>> start Dataset extract

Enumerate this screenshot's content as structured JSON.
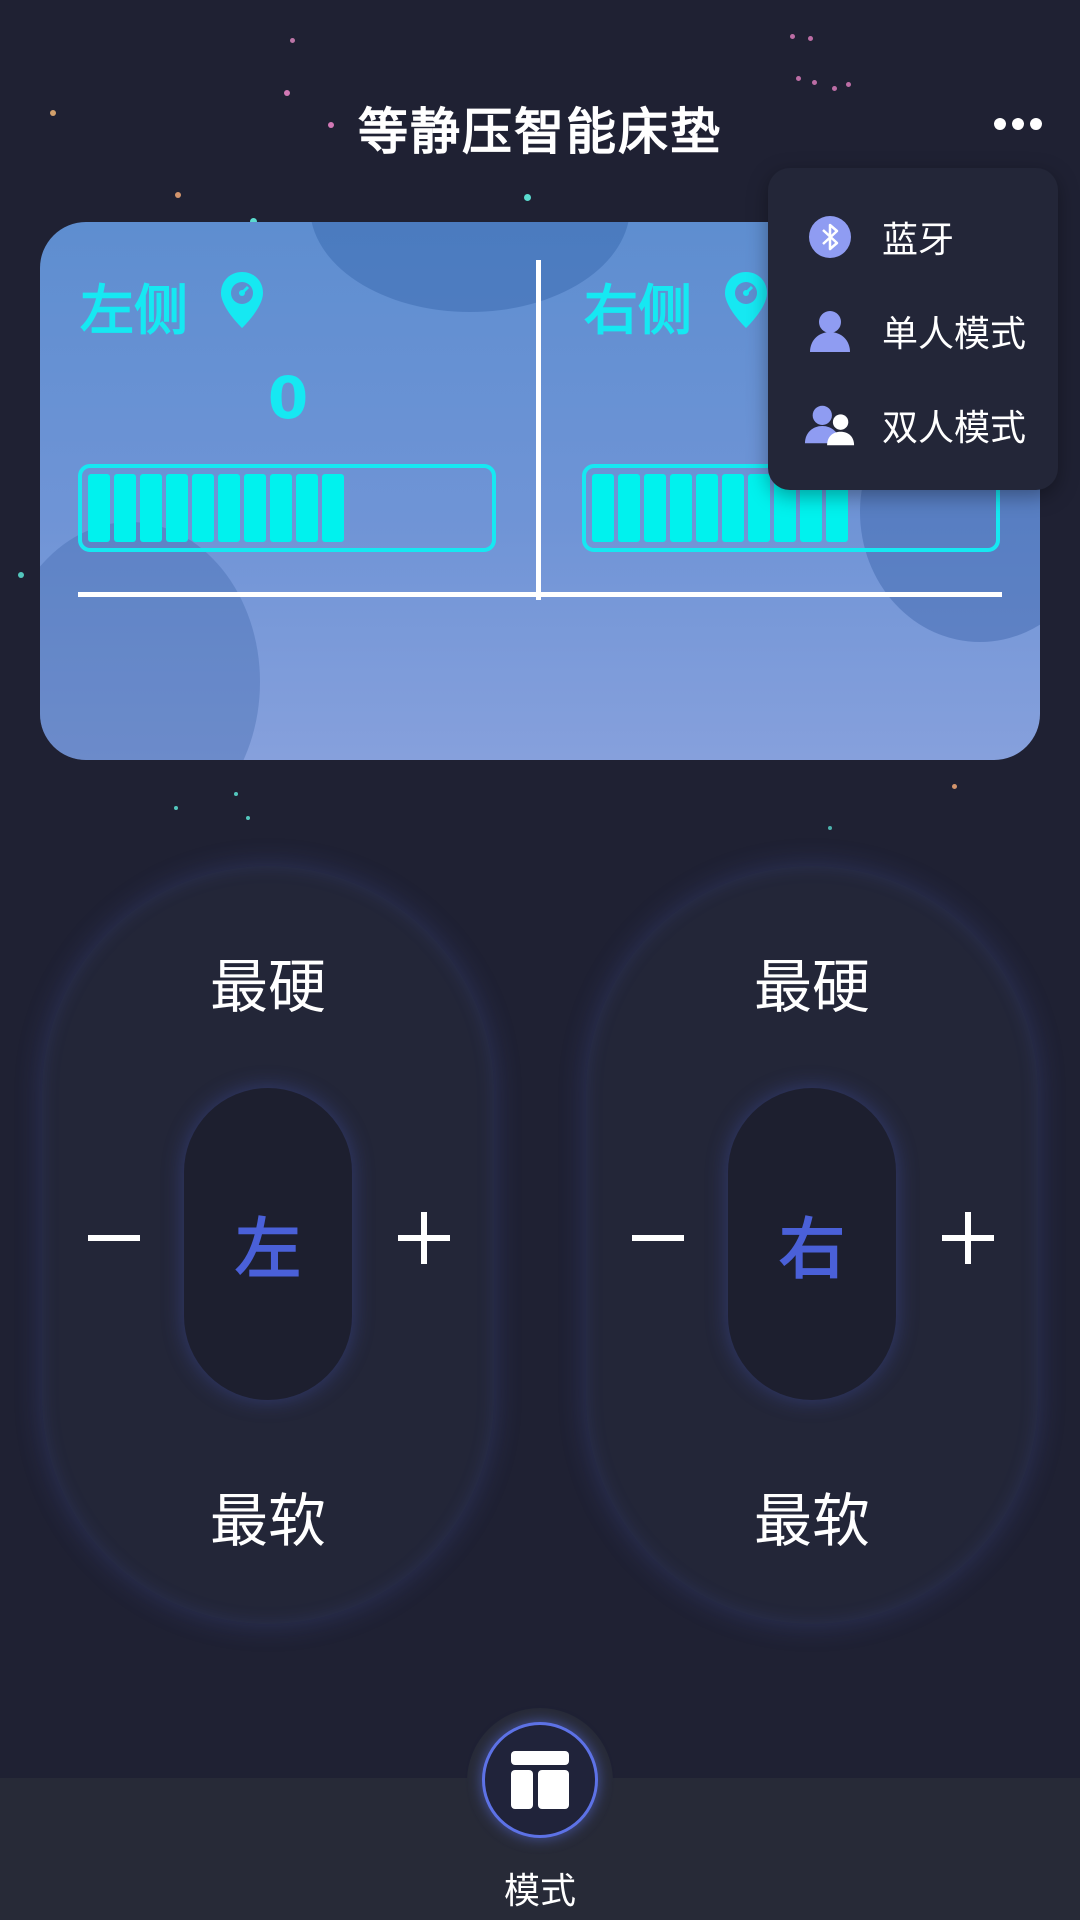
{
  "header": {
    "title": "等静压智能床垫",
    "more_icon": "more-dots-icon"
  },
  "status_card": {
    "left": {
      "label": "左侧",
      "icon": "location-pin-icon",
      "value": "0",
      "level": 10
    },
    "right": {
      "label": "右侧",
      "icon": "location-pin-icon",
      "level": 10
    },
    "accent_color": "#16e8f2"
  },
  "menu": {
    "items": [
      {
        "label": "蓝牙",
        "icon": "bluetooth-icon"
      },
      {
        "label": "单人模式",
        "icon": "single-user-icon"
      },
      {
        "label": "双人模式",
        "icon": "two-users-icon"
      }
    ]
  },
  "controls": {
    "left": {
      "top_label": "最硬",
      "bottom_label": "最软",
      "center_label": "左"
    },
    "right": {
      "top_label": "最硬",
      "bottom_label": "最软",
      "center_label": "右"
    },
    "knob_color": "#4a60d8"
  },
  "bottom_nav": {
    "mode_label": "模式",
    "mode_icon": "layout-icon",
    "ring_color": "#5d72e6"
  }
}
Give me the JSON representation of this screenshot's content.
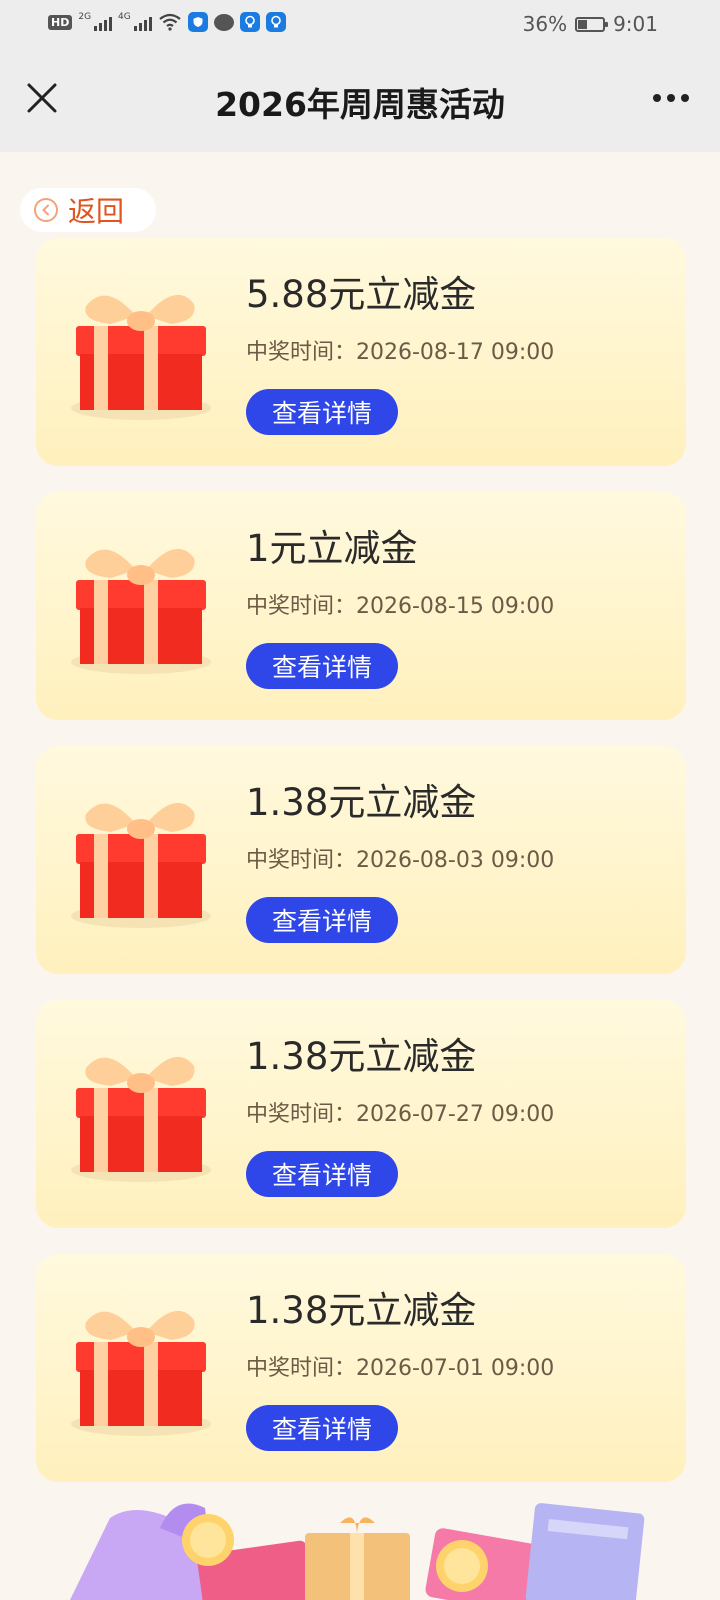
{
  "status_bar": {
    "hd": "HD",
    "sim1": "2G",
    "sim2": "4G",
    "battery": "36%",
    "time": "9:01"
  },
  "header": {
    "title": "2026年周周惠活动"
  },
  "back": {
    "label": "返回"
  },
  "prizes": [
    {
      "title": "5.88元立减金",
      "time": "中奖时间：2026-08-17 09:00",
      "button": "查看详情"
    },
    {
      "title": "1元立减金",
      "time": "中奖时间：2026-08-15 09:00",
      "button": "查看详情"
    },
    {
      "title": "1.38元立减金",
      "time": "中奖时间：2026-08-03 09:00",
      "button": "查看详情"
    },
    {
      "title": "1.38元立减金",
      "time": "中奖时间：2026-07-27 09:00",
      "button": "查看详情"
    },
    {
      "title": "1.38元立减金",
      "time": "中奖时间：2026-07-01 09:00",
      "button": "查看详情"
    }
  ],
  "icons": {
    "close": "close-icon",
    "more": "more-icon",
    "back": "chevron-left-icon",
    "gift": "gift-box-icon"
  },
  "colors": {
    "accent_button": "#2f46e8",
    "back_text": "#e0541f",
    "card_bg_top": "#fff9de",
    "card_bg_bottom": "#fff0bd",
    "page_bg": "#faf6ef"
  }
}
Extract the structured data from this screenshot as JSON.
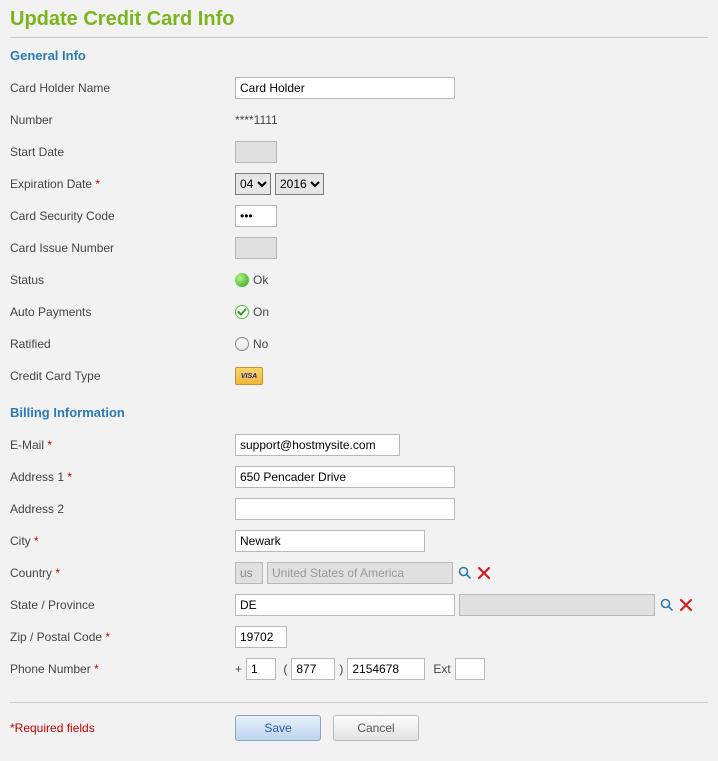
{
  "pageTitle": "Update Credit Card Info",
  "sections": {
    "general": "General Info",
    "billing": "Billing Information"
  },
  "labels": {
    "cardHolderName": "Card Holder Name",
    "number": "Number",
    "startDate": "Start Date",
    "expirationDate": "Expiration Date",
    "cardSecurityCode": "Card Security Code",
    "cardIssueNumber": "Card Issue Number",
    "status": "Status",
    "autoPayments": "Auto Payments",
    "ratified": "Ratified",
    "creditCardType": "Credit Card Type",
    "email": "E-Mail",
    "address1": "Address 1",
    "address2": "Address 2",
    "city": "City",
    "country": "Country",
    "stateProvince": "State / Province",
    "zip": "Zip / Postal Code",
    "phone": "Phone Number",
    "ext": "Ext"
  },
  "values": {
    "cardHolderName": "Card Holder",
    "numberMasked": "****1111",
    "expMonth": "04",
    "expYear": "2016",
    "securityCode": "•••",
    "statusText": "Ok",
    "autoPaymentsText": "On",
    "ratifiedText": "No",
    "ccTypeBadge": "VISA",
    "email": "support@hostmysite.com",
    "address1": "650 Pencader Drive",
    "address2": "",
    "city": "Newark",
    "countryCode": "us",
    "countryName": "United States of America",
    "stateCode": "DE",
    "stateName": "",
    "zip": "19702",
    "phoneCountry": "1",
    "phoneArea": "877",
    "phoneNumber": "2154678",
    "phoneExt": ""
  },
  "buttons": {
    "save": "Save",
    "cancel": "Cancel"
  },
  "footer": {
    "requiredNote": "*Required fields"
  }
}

>> end Dataset extract

__Problem statement__:
Give the data again exactly as written, with all pictures left out.

__Task answer__:
Enumerate this screenshot's content as structured JSON.
{
  "header": {
    "title": "等静压智能床垫",
    "more_icon": "more-dots-icon"
  },
  "status_card": {
    "left": {
      "label": "左侧",
      "icon": "location-pin-icon",
      "value": "0",
      "level": 10
    },
    "right": {
      "label": "右侧",
      "icon": "location-pin-icon",
      "level": 10
    },
    "accent_color": "#16e8f2"
  },
  "menu": {
    "items": [
      {
        "label": "蓝牙",
        "icon": "bluetooth-icon"
      },
      {
        "label": "单人模式",
        "icon": "single-user-icon"
      },
      {
        "label": "双人模式",
        "icon": "two-users-icon"
      }
    ]
  },
  "controls": {
    "left": {
      "top_label": "最硬",
      "bottom_label": "最软",
      "center_label": "左"
    },
    "right": {
      "top_label": "最硬",
      "bottom_label": "最软",
      "center_label": "右"
    },
    "knob_color": "#4a60d8"
  },
  "bottom_nav": {
    "mode_label": "模式",
    "mode_icon": "layout-icon",
    "ring_color": "#5d72e6"
  }
}
Give me the JSON representation of this screenshot's content.
{
  "status_bar": {
    "hd": "HD",
    "sim1": "2G",
    "sim2": "4G",
    "battery": "36%",
    "time": "9:01"
  },
  "header": {
    "title": "2026年周周惠活动"
  },
  "back": {
    "label": "返回"
  },
  "prizes": [
    {
      "title": "5.88元立减金",
      "time": "中奖时间：2026-08-17 09:00",
      "button": "查看详情"
    },
    {
      "title": "1元立减金",
      "time": "中奖时间：2026-08-15 09:00",
      "button": "查看详情"
    },
    {
      "title": "1.38元立减金",
      "time": "中奖时间：2026-08-03 09:00",
      "button": "查看详情"
    },
    {
      "title": "1.38元立减金",
      "time": "中奖时间：2026-07-27 09:00",
      "button": "查看详情"
    },
    {
      "title": "1.38元立减金",
      "time": "中奖时间：2026-07-01 09:00",
      "button": "查看详情"
    }
  ],
  "icons": {
    "close": "close-icon",
    "more": "more-icon",
    "back": "chevron-left-icon",
    "gift": "gift-box-icon"
  },
  "colors": {
    "accent_button": "#2f46e8",
    "back_text": "#e0541f",
    "card_bg_top": "#fff9de",
    "card_bg_bottom": "#fff0bd",
    "page_bg": "#faf6ef"
  }
}
Extract the structured data from this screenshot as JSON.
{
  "pageTitle": "Update Credit Card Info",
  "sections": {
    "general": "General Info",
    "billing": "Billing Information"
  },
  "labels": {
    "cardHolderName": "Card Holder Name",
    "number": "Number",
    "startDate": "Start Date",
    "expirationDate": "Expiration Date",
    "cardSecurityCode": "Card Security Code",
    "cardIssueNumber": "Card Issue Number",
    "status": "Status",
    "autoPayments": "Auto Payments",
    "ratified": "Ratified",
    "creditCardType": "Credit Card Type",
    "email": "E-Mail",
    "address1": "Address 1",
    "address2": "Address 2",
    "city": "City",
    "country": "Country",
    "stateProvince": "State / Province",
    "zip": "Zip / Postal Code",
    "phone": "Phone Number",
    "ext": "Ext"
  },
  "values": {
    "cardHolderName": "Card Holder",
    "numberMasked": "****1111",
    "expMonth": "04",
    "expYear": "2016",
    "securityCode": "•••",
    "statusText": "Ok",
    "autoPaymentsText": "On",
    "ratifiedText": "No",
    "ccTypeBadge": "VISA",
    "email": "support@hostmysite.com",
    "address1": "650 Pencader Drive",
    "address2": "",
    "city": "Newark",
    "countryCode": "us",
    "countryName": "United States of America",
    "stateCode": "DE",
    "stateName": "",
    "zip": "19702",
    "phoneCountry": "1",
    "phoneArea": "877",
    "phoneNumber": "2154678",
    "phoneExt": ""
  },
  "buttons": {
    "save": "Save",
    "cancel": "Cancel"
  },
  "footer": {
    "requiredNote": "*Required fields"
  }
}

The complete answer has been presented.